BEGIN DATA FOR THE TASK
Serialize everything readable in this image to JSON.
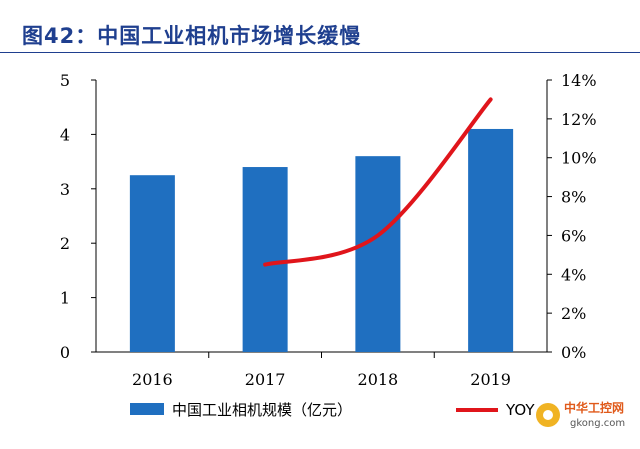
{
  "figure": {
    "label": "图42：",
    "title": "中国工业相机市场增长缓慢"
  },
  "chart_data": {
    "type": "bar",
    "categories": [
      "2016",
      "2017",
      "2018",
      "2019"
    ],
    "series": [
      {
        "name": "中国工业相机规模（亿元）",
        "type": "bar",
        "axis": "left",
        "color": "#1f6fc0",
        "values": [
          3.25,
          3.4,
          3.6,
          4.1
        ]
      },
      {
        "name": "YOY",
        "type": "line",
        "axis": "right",
        "color": "#e0151b",
        "values": [
          null,
          4.5,
          6.0,
          13.0
        ]
      }
    ],
    "y_left": {
      "ylim": [
        0,
        5
      ],
      "ticks": [
        "0",
        "1",
        "2",
        "3",
        "4",
        "5"
      ]
    },
    "y_right": {
      "ylim": [
        0,
        14
      ],
      "ticks": [
        "0%",
        "2%",
        "4%",
        "6%",
        "8%",
        "10%",
        "12%",
        "14%"
      ]
    },
    "grid": false,
    "legend": "bottom"
  },
  "watermark": {
    "text": "中华工控网",
    "url_text": "gkong.com"
  }
}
END DATA FOR THE TASK
▶ **REQUIRED TASK**
Leave out the pictures and reproduce the rest of the listing exactly.

▶ **ANSWER TO THIS TASK**
Serialize everything readable in this image to JSON.
{
  "figure": {
    "label": "图42：",
    "title": "中国工业相机市场增长缓慢"
  },
  "chart_data": {
    "type": "bar",
    "categories": [
      "2016",
      "2017",
      "2018",
      "2019"
    ],
    "series": [
      {
        "name": "中国工业相机规模（亿元）",
        "type": "bar",
        "axis": "left",
        "color": "#1f6fc0",
        "values": [
          3.25,
          3.4,
          3.6,
          4.1
        ]
      },
      {
        "name": "YOY",
        "type": "line",
        "axis": "right",
        "color": "#e0151b",
        "values": [
          null,
          4.5,
          6.0,
          13.0
        ]
      }
    ],
    "y_left": {
      "ylim": [
        0,
        5
      ],
      "ticks": [
        "0",
        "1",
        "2",
        "3",
        "4",
        "5"
      ]
    },
    "y_right": {
      "ylim": [
        0,
        14
      ],
      "ticks": [
        "0%",
        "2%",
        "4%",
        "6%",
        "8%",
        "10%",
        "12%",
        "14%"
      ]
    },
    "grid": false,
    "legend": "bottom"
  },
  "watermark": {
    "text": "中华工控网",
    "url_text": "gkong.com"
  }
}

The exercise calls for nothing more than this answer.